» Available data:
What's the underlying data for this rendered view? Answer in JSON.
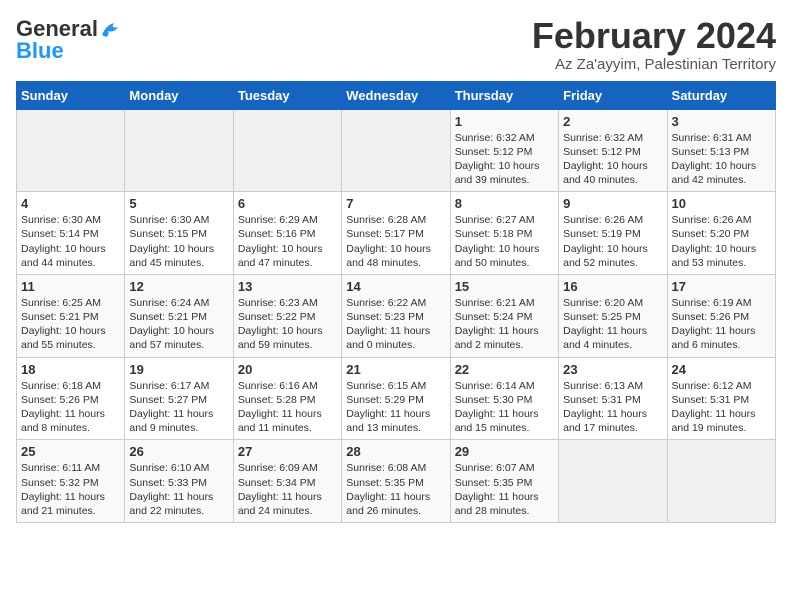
{
  "header": {
    "logo_general": "General",
    "logo_blue": "Blue",
    "title": "February 2024",
    "subtitle": "Az Za'ayyim, Palestinian Territory"
  },
  "weekdays": [
    "Sunday",
    "Monday",
    "Tuesday",
    "Wednesday",
    "Thursday",
    "Friday",
    "Saturday"
  ],
  "weeks": [
    [
      {
        "day": "",
        "sunrise": "",
        "sunset": "",
        "daylight": ""
      },
      {
        "day": "",
        "sunrise": "",
        "sunset": "",
        "daylight": ""
      },
      {
        "day": "",
        "sunrise": "",
        "sunset": "",
        "daylight": ""
      },
      {
        "day": "",
        "sunrise": "",
        "sunset": "",
        "daylight": ""
      },
      {
        "day": "1",
        "sunrise": "Sunrise: 6:32 AM",
        "sunset": "Sunset: 5:12 PM",
        "daylight": "Daylight: 10 hours and 39 minutes."
      },
      {
        "day": "2",
        "sunrise": "Sunrise: 6:32 AM",
        "sunset": "Sunset: 5:12 PM",
        "daylight": "Daylight: 10 hours and 40 minutes."
      },
      {
        "day": "3",
        "sunrise": "Sunrise: 6:31 AM",
        "sunset": "Sunset: 5:13 PM",
        "daylight": "Daylight: 10 hours and 42 minutes."
      }
    ],
    [
      {
        "day": "4",
        "sunrise": "Sunrise: 6:30 AM",
        "sunset": "Sunset: 5:14 PM",
        "daylight": "Daylight: 10 hours and 44 minutes."
      },
      {
        "day": "5",
        "sunrise": "Sunrise: 6:30 AM",
        "sunset": "Sunset: 5:15 PM",
        "daylight": "Daylight: 10 hours and 45 minutes."
      },
      {
        "day": "6",
        "sunrise": "Sunrise: 6:29 AM",
        "sunset": "Sunset: 5:16 PM",
        "daylight": "Daylight: 10 hours and 47 minutes."
      },
      {
        "day": "7",
        "sunrise": "Sunrise: 6:28 AM",
        "sunset": "Sunset: 5:17 PM",
        "daylight": "Daylight: 10 hours and 48 minutes."
      },
      {
        "day": "8",
        "sunrise": "Sunrise: 6:27 AM",
        "sunset": "Sunset: 5:18 PM",
        "daylight": "Daylight: 10 hours and 50 minutes."
      },
      {
        "day": "9",
        "sunrise": "Sunrise: 6:26 AM",
        "sunset": "Sunset: 5:19 PM",
        "daylight": "Daylight: 10 hours and 52 minutes."
      },
      {
        "day": "10",
        "sunrise": "Sunrise: 6:26 AM",
        "sunset": "Sunset: 5:20 PM",
        "daylight": "Daylight: 10 hours and 53 minutes."
      }
    ],
    [
      {
        "day": "11",
        "sunrise": "Sunrise: 6:25 AM",
        "sunset": "Sunset: 5:21 PM",
        "daylight": "Daylight: 10 hours and 55 minutes."
      },
      {
        "day": "12",
        "sunrise": "Sunrise: 6:24 AM",
        "sunset": "Sunset: 5:21 PM",
        "daylight": "Daylight: 10 hours and 57 minutes."
      },
      {
        "day": "13",
        "sunrise": "Sunrise: 6:23 AM",
        "sunset": "Sunset: 5:22 PM",
        "daylight": "Daylight: 10 hours and 59 minutes."
      },
      {
        "day": "14",
        "sunrise": "Sunrise: 6:22 AM",
        "sunset": "Sunset: 5:23 PM",
        "daylight": "Daylight: 11 hours and 0 minutes."
      },
      {
        "day": "15",
        "sunrise": "Sunrise: 6:21 AM",
        "sunset": "Sunset: 5:24 PM",
        "daylight": "Daylight: 11 hours and 2 minutes."
      },
      {
        "day": "16",
        "sunrise": "Sunrise: 6:20 AM",
        "sunset": "Sunset: 5:25 PM",
        "daylight": "Daylight: 11 hours and 4 minutes."
      },
      {
        "day": "17",
        "sunrise": "Sunrise: 6:19 AM",
        "sunset": "Sunset: 5:26 PM",
        "daylight": "Daylight: 11 hours and 6 minutes."
      }
    ],
    [
      {
        "day": "18",
        "sunrise": "Sunrise: 6:18 AM",
        "sunset": "Sunset: 5:26 PM",
        "daylight": "Daylight: 11 hours and 8 minutes."
      },
      {
        "day": "19",
        "sunrise": "Sunrise: 6:17 AM",
        "sunset": "Sunset: 5:27 PM",
        "daylight": "Daylight: 11 hours and 9 minutes."
      },
      {
        "day": "20",
        "sunrise": "Sunrise: 6:16 AM",
        "sunset": "Sunset: 5:28 PM",
        "daylight": "Daylight: 11 hours and 11 minutes."
      },
      {
        "day": "21",
        "sunrise": "Sunrise: 6:15 AM",
        "sunset": "Sunset: 5:29 PM",
        "daylight": "Daylight: 11 hours and 13 minutes."
      },
      {
        "day": "22",
        "sunrise": "Sunrise: 6:14 AM",
        "sunset": "Sunset: 5:30 PM",
        "daylight": "Daylight: 11 hours and 15 minutes."
      },
      {
        "day": "23",
        "sunrise": "Sunrise: 6:13 AM",
        "sunset": "Sunset: 5:31 PM",
        "daylight": "Daylight: 11 hours and 17 minutes."
      },
      {
        "day": "24",
        "sunrise": "Sunrise: 6:12 AM",
        "sunset": "Sunset: 5:31 PM",
        "daylight": "Daylight: 11 hours and 19 minutes."
      }
    ],
    [
      {
        "day": "25",
        "sunrise": "Sunrise: 6:11 AM",
        "sunset": "Sunset: 5:32 PM",
        "daylight": "Daylight: 11 hours and 21 minutes."
      },
      {
        "day": "26",
        "sunrise": "Sunrise: 6:10 AM",
        "sunset": "Sunset: 5:33 PM",
        "daylight": "Daylight: 11 hours and 22 minutes."
      },
      {
        "day": "27",
        "sunrise": "Sunrise: 6:09 AM",
        "sunset": "Sunset: 5:34 PM",
        "daylight": "Daylight: 11 hours and 24 minutes."
      },
      {
        "day": "28",
        "sunrise": "Sunrise: 6:08 AM",
        "sunset": "Sunset: 5:35 PM",
        "daylight": "Daylight: 11 hours and 26 minutes."
      },
      {
        "day": "29",
        "sunrise": "Sunrise: 6:07 AM",
        "sunset": "Sunset: 5:35 PM",
        "daylight": "Daylight: 11 hours and 28 minutes."
      },
      {
        "day": "",
        "sunrise": "",
        "sunset": "",
        "daylight": ""
      },
      {
        "day": "",
        "sunrise": "",
        "sunset": "",
        "daylight": ""
      }
    ]
  ]
}
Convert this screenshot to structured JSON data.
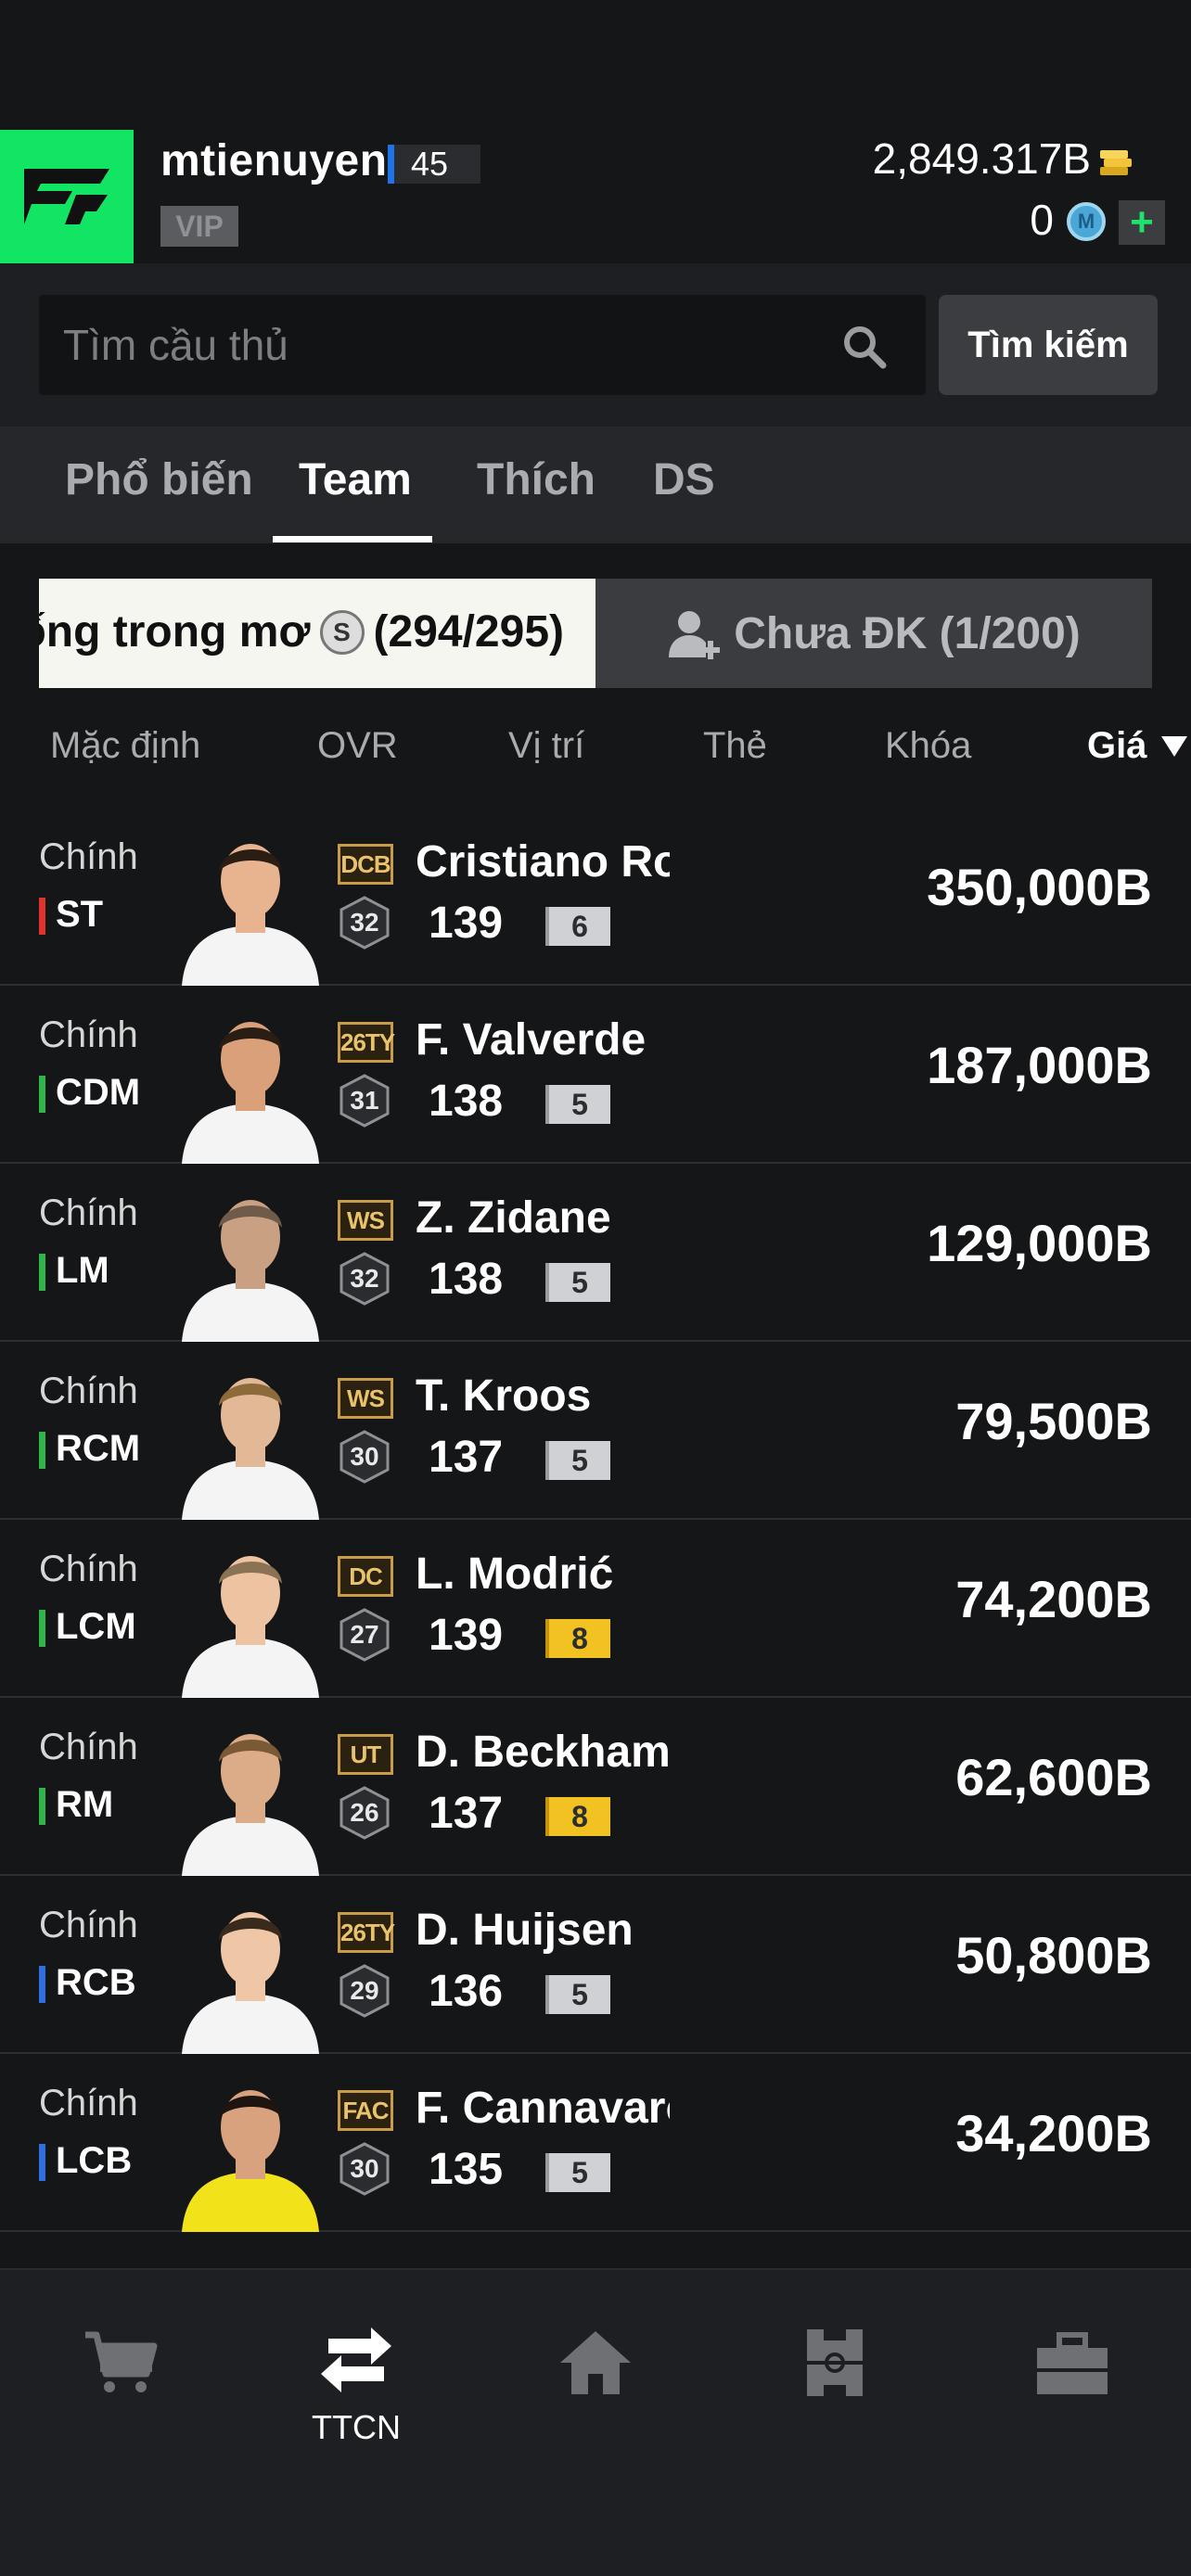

» Your task: Write out the whole listing again, exactly, with no pictures.

» Answer to the exercise:
What's the underlying data for this rendered view? Answer in JSON.
{
  "header": {
    "logo_general": "General",
    "logo_blue": "Blue",
    "title": "February 2024",
    "subtitle": "Az Za'ayyim, Palestinian Territory"
  },
  "weekdays": [
    "Sunday",
    "Monday",
    "Tuesday",
    "Wednesday",
    "Thursday",
    "Friday",
    "Saturday"
  ],
  "weeks": [
    [
      {
        "day": "",
        "sunrise": "",
        "sunset": "",
        "daylight": ""
      },
      {
        "day": "",
        "sunrise": "",
        "sunset": "",
        "daylight": ""
      },
      {
        "day": "",
        "sunrise": "",
        "sunset": "",
        "daylight": ""
      },
      {
        "day": "",
        "sunrise": "",
        "sunset": "",
        "daylight": ""
      },
      {
        "day": "1",
        "sunrise": "Sunrise: 6:32 AM",
        "sunset": "Sunset: 5:12 PM",
        "daylight": "Daylight: 10 hours and 39 minutes."
      },
      {
        "day": "2",
        "sunrise": "Sunrise: 6:32 AM",
        "sunset": "Sunset: 5:12 PM",
        "daylight": "Daylight: 10 hours and 40 minutes."
      },
      {
        "day": "3",
        "sunrise": "Sunrise: 6:31 AM",
        "sunset": "Sunset: 5:13 PM",
        "daylight": "Daylight: 10 hours and 42 minutes."
      }
    ],
    [
      {
        "day": "4",
        "sunrise": "Sunrise: 6:30 AM",
        "sunset": "Sunset: 5:14 PM",
        "daylight": "Daylight: 10 hours and 44 minutes."
      },
      {
        "day": "5",
        "sunrise": "Sunrise: 6:30 AM",
        "sunset": "Sunset: 5:15 PM",
        "daylight": "Daylight: 10 hours and 45 minutes."
      },
      {
        "day": "6",
        "sunrise": "Sunrise: 6:29 AM",
        "sunset": "Sunset: 5:16 PM",
        "daylight": "Daylight: 10 hours and 47 minutes."
      },
      {
        "day": "7",
        "sunrise": "Sunrise: 6:28 AM",
        "sunset": "Sunset: 5:17 PM",
        "daylight": "Daylight: 10 hours and 48 minutes."
      },
      {
        "day": "8",
        "sunrise": "Sunrise: 6:27 AM",
        "sunset": "Sunset: 5:18 PM",
        "daylight": "Daylight: 10 hours and 50 minutes."
      },
      {
        "day": "9",
        "sunrise": "Sunrise: 6:26 AM",
        "sunset": "Sunset: 5:19 PM",
        "daylight": "Daylight: 10 hours and 52 minutes."
      },
      {
        "day": "10",
        "sunrise": "Sunrise: 6:26 AM",
        "sunset": "Sunset: 5:20 PM",
        "daylight": "Daylight: 10 hours and 53 minutes."
      }
    ],
    [
      {
        "day": "11",
        "sunrise": "Sunrise: 6:25 AM",
        "sunset": "Sunset: 5:21 PM",
        "daylight": "Daylight: 10 hours and 55 minutes."
      },
      {
        "day": "12",
        "sunrise": "Sunrise: 6:24 AM",
        "sunset": "Sunset: 5:21 PM",
        "daylight": "Daylight: 10 hours and 57 minutes."
      },
      {
        "day": "13",
        "sunrise": "Sunrise: 6:23 AM",
        "sunset": "Sunset: 5:22 PM",
        "daylight": "Daylight: 10 hours and 59 minutes."
      },
      {
        "day": "14",
        "sunrise": "Sunrise: 6:22 AM",
        "sunset": "Sunset: 5:23 PM",
        "daylight": "Daylight: 11 hours and 0 minutes."
      },
      {
        "day": "15",
        "sunrise": "Sunrise: 6:21 AM",
        "sunset": "Sunset: 5:24 PM",
        "daylight": "Daylight: 11 hours and 2 minutes."
      },
      {
        "day": "16",
        "sunrise": "Sunrise: 6:20 AM",
        "sunset": "Sunset: 5:25 PM",
        "daylight": "Daylight: 11 hours and 4 minutes."
      },
      {
        "day": "17",
        "sunrise": "Sunrise: 6:19 AM",
        "sunset": "Sunset: 5:26 PM",
        "daylight": "Daylight: 11 hours and 6 minutes."
      }
    ],
    [
      {
        "day": "18",
        "sunrise": "Sunrise: 6:18 AM",
        "sunset": "Sunset: 5:26 PM",
        "daylight": "Daylight: 11 hours and 8 minutes."
      },
      {
        "day": "19",
        "sunrise": "Sunrise: 6:17 AM",
        "sunset": "Sunset: 5:27 PM",
        "daylight": "Daylight: 11 hours and 9 minutes."
      },
      {
        "day": "20",
        "sunrise": "Sunrise: 6:16 AM",
        "sunset": "Sunset: 5:28 PM",
        "daylight": "Daylight: 11 hours and 11 minutes."
      },
      {
        "day": "21",
        "sunrise": "Sunrise: 6:15 AM",
        "sunset": "Sunset: 5:29 PM",
        "daylight": "Daylight: 11 hours and 13 minutes."
      },
      {
        "day": "22",
        "sunrise": "Sunrise: 6:14 AM",
        "sunset": "Sunset: 5:30 PM",
        "daylight": "Daylight: 11 hours and 15 minutes."
      },
      {
        "day": "23",
        "sunrise": "Sunrise: 6:13 AM",
        "sunset": "Sunset: 5:31 PM",
        "daylight": "Daylight: 11 hours and 17 minutes."
      },
      {
        "day": "24",
        "sunrise": "Sunrise: 6:12 AM",
        "sunset": "Sunset: 5:31 PM",
        "daylight": "Daylight: 11 hours and 19 minutes."
      }
    ],
    [
      {
        "day": "25",
        "sunrise": "Sunrise: 6:11 AM",
        "sunset": "Sunset: 5:32 PM",
        "daylight": "Daylight: 11 hours and 21 minutes."
      },
      {
        "day": "26",
        "sunrise": "Sunrise: 6:10 AM",
        "sunset": "Sunset: 5:33 PM",
        "daylight": "Daylight: 11 hours and 22 minutes."
      },
      {
        "day": "27",
        "sunrise": "Sunrise: 6:09 AM",
        "sunset": "Sunset: 5:34 PM",
        "daylight": "Daylight: 11 hours and 24 minutes."
      },
      {
        "day": "28",
        "sunrise": "Sunrise: 6:08 AM",
        "sunset": "Sunset: 5:35 PM",
        "daylight": "Daylight: 11 hours and 26 minutes."
      },
      {
        "day": "29",
        "sunrise": "Sunrise: 6:07 AM",
        "sunset": "Sunset: 5:35 PM",
        "daylight": "Daylight: 11 hours and 28 minutes."
      },
      {
        "day": "",
        "sunrise": "",
        "sunset": "",
        "daylight": ""
      },
      {
        "day": "",
        "sunrise": "",
        "sunset": "",
        "daylight": ""
      }
    ]
  ]
}
Convert this screenshot to structured JSON data.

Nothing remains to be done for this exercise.